Work out how many lines of the records hold the string "хлора", and reply with that number alone.

--- Begin ---

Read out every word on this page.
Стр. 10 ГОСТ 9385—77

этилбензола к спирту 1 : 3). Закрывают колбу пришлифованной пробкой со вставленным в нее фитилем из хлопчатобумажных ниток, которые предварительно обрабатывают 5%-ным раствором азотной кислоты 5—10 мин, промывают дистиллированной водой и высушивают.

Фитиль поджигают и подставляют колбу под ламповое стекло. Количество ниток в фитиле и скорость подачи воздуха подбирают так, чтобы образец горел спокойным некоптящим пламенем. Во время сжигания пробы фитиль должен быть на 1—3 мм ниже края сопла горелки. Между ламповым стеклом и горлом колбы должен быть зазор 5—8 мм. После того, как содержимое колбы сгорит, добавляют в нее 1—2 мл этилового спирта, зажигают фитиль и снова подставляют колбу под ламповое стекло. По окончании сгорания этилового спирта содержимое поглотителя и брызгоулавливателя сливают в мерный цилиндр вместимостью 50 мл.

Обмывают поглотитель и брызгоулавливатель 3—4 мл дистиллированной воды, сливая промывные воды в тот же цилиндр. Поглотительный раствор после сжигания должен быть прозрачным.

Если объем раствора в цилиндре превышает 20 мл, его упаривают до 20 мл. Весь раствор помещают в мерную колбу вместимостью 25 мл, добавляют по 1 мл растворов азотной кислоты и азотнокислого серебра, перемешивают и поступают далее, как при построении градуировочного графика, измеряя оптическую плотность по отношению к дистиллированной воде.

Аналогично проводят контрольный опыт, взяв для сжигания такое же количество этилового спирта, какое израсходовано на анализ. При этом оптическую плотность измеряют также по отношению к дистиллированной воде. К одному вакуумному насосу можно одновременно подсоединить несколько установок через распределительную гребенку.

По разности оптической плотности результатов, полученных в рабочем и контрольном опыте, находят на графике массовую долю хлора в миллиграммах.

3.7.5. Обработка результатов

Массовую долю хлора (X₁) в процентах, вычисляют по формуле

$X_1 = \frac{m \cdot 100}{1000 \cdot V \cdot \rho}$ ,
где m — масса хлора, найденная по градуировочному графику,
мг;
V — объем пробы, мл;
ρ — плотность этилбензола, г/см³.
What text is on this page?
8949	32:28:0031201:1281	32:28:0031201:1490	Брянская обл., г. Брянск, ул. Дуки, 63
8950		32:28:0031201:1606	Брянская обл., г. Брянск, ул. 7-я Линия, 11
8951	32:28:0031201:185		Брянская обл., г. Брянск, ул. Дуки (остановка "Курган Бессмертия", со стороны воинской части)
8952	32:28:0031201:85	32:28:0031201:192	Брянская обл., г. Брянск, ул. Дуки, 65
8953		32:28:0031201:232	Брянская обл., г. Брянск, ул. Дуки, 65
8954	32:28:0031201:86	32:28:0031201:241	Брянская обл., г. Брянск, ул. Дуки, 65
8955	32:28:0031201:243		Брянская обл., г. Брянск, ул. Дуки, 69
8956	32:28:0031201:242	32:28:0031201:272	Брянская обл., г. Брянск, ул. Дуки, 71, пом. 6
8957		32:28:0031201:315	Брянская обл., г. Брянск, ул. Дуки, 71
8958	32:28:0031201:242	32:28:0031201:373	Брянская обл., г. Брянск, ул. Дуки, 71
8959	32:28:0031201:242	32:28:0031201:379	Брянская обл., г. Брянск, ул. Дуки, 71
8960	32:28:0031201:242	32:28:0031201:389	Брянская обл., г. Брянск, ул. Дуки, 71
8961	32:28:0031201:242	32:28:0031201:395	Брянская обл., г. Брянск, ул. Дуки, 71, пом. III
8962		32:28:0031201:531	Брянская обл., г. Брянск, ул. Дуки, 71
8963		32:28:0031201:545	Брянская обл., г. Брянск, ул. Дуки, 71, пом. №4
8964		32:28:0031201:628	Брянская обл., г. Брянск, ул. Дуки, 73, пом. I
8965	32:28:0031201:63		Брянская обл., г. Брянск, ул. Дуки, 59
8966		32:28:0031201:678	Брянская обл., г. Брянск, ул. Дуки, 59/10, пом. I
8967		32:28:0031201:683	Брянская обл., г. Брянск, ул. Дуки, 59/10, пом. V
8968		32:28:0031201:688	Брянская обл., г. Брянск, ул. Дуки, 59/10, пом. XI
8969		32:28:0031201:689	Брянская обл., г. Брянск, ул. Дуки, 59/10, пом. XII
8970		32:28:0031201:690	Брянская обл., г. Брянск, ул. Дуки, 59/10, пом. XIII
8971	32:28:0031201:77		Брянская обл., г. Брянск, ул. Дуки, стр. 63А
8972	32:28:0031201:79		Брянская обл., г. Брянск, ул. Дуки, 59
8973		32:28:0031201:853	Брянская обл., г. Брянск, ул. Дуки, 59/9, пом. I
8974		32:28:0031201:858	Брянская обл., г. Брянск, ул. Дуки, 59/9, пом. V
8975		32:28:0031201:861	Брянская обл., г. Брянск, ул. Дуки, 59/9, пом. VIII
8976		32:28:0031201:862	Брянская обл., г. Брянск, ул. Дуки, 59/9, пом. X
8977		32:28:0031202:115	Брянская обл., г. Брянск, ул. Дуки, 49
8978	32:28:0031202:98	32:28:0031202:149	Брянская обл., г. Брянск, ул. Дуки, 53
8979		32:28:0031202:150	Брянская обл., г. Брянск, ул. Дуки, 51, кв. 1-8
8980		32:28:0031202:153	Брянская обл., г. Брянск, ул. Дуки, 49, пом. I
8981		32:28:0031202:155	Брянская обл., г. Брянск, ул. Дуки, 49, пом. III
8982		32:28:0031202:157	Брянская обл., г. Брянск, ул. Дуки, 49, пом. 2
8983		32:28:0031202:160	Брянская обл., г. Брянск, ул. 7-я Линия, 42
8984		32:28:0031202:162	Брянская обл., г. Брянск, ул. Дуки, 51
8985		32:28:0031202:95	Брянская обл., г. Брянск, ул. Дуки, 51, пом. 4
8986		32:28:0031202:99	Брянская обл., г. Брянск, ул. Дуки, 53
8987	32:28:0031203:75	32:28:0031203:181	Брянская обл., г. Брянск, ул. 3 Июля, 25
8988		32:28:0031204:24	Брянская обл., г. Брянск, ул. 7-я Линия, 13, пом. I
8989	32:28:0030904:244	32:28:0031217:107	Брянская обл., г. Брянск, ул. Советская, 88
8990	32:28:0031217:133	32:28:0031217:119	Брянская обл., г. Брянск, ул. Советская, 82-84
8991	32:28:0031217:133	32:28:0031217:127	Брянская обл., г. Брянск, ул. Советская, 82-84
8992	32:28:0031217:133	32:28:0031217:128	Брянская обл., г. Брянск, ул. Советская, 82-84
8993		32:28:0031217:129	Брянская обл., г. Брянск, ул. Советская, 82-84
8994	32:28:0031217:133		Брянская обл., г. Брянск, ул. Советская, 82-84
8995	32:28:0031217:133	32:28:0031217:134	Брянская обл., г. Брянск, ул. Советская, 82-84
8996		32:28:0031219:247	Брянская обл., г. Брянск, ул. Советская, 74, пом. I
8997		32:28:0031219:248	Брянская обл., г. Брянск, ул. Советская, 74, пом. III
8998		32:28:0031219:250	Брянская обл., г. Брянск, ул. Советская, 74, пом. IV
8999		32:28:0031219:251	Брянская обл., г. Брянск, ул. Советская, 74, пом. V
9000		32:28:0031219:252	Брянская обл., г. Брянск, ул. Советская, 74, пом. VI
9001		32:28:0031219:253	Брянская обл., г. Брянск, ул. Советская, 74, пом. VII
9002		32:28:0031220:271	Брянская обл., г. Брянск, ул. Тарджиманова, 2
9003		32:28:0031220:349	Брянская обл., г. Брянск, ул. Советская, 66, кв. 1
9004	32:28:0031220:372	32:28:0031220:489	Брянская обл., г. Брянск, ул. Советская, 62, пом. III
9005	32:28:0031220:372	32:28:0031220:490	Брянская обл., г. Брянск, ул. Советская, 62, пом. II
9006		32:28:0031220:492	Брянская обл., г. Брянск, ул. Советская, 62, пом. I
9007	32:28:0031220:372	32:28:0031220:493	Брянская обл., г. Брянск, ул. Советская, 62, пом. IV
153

--- End ---

SOLVED PROBLEM: 3